**DIRECTIONS**
Reproduce the listing in full, pictures excluded.
################
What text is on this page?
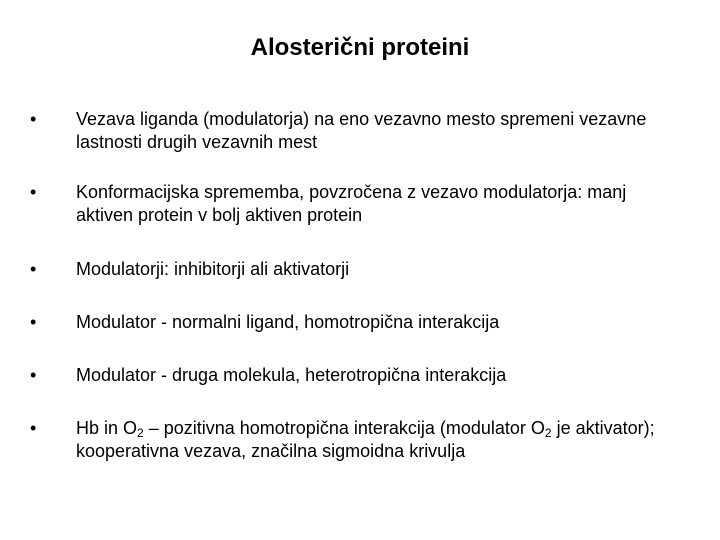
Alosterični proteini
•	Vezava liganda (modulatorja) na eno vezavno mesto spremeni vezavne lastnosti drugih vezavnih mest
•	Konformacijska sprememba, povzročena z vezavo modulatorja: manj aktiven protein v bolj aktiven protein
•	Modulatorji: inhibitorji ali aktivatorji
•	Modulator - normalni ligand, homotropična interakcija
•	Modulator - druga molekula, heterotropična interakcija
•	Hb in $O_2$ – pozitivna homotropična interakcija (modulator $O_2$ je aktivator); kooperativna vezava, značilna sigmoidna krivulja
################
**RESPONSE TO THE TASK**
What text is on this page?
Alosterični proteini
•	Vezava liganda (modulatorja) na eno vezavno mesto spremeni vezavne lastnosti drugih vezavnih mest
•	Konformacijska sprememba, povzročena z vezavo modulatorja: manj aktiven protein v bolj aktiven protein
•	Modulatorji: inhibitorji ali aktivatorji
•	Modulator - normalni ligand, homotropična interakcija
•	Modulator - druga molekula, heterotropična interakcija
•	Hb in $O_2$ – pozitivna homotropična interakcija (modulator $O_2$ je aktivator); kooperativna vezava, značilna sigmoidna krivulja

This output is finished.